__What is needed__.
Please print the full listing exactly.

Extracted records
·····
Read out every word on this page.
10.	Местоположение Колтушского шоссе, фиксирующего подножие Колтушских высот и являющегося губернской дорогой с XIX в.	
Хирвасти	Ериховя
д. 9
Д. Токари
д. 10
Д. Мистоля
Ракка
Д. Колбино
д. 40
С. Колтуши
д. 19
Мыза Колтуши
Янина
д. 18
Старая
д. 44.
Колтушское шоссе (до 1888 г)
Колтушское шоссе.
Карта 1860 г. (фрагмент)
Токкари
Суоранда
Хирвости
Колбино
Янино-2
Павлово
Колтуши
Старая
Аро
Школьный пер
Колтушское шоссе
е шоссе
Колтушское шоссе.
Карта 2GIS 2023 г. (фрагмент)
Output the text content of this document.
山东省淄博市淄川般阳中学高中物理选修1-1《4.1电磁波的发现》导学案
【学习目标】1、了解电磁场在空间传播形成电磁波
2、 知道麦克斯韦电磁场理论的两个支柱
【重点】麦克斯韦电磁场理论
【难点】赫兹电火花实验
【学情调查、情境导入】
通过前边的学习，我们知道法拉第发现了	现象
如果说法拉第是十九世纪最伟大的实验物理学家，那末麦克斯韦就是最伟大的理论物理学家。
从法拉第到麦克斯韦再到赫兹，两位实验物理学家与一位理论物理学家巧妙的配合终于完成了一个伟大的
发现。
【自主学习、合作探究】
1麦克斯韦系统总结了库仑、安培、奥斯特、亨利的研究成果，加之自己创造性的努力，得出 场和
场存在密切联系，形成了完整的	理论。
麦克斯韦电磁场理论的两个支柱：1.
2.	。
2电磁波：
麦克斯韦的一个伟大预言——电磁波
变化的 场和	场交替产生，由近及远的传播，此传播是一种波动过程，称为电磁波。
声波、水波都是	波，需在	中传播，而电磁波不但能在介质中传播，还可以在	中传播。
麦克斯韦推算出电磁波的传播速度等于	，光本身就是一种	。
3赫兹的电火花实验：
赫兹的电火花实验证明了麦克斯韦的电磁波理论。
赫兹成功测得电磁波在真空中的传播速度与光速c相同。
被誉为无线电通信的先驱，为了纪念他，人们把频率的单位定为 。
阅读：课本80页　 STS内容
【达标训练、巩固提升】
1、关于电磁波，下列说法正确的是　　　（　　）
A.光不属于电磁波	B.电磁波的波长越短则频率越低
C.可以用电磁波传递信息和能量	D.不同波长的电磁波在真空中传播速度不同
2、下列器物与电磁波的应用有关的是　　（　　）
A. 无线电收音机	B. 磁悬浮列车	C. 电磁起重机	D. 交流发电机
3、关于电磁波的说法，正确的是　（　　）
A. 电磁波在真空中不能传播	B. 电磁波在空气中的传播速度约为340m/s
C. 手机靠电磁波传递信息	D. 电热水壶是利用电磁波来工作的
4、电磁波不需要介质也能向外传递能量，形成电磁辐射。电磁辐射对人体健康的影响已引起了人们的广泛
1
·····
__Full answer__.
Read out every word on this page.
10.	Местоположение Колтушского шоссе, фиксирующего подножие Колтушских высот и являющегося губернской дорогой с XIX в.	
Хирвасти	Ериховя
д. 9
Д. Токари
д. 10
Д. Мистоля
Ракка
Д. Колбино
д. 40
С. Колтуши
д. 19
Мыза Колтуши
Янина
д. 18
Старая
д. 44.
Колтушское шоссе (до 1888 г)
Колтушское шоссе.
Карта 1860 г. (фрагмент)
Токкари
Суоранда
Хирвости
Колбино
Янино-2
Павлово
Колтуши
Старая
Аро
Школьный пер
Колтушское шоссе
е шоссе
Колтушское шоссе.
Карта 2GIS 2023 г. (фрагмент)
Output the text content of this document.
山东省淄博市淄川般阳中学高中物理选修1-1《4.1电磁波的发现》导学案
【学习目标】1、了解电磁场在空间传播形成电磁波
2、 知道麦克斯韦电磁场理论的两个支柱
【重点】麦克斯韦电磁场理论
【难点】赫兹电火花实验
【学情调查、情境导入】
通过前边的学习，我们知道法拉第发现了	现象
如果说法拉第是十九世纪最伟大的实验物理学家，那末麦克斯韦就是最伟大的理论物理学家。
从法拉第到麦克斯韦再到赫兹，两位实验物理学家与一位理论物理学家巧妙的配合终于完成了一个伟大的
发现。
【自主学习、合作探究】
1麦克斯韦系统总结了库仑、安培、奥斯特、亨利的研究成果，加之自己创造性的努力，得出 场和
场存在密切联系，形成了完整的	理论。
麦克斯韦电磁场理论的两个支柱：1.
2.	。
2电磁波：
麦克斯韦的一个伟大预言——电磁波
变化的 场和	场交替产生，由近及远的传播，此传播是一种波动过程，称为电磁波。
声波、水波都是	波，需在	中传播，而电磁波不但能在介质中传播，还可以在	中传播。
麦克斯韦推算出电磁波的传播速度等于	，光本身就是一种	。
3赫兹的电火花实验：
赫兹的电火花实验证明了麦克斯韦的电磁波理论。
赫兹成功测得电磁波在真空中的传播速度与光速c相同。
被誉为无线电通信的先驱，为了纪念他，人们把频率的单位定为 。
阅读：课本80页　 STS内容
【达标训练、巩固提升】
1、关于电磁波，下列说法正确的是　　　（　　）
A.光不属于电磁波	B.电磁波的波长越短则频率越低
C.可以用电磁波传递信息和能量	D.不同波长的电磁波在真空中传播速度不同
2、下列器物与电磁波的应用有关的是　　（　　）
A. 无线电收音机	B. 磁悬浮列车	C. 电磁起重机	D. 交流发电机
3、关于电磁波的说法，正确的是　（　　）
A. 电磁波在真空中不能传播	B. 电磁波在空气中的传播速度约为340m/s
C. 手机靠电磁波传递信息	D. 电热水壶是利用电磁波来工作的
4、电磁波不需要介质也能向外传递能量，形成电磁辐射。电磁辐射对人体健康的影响已引起了人们的广泛
1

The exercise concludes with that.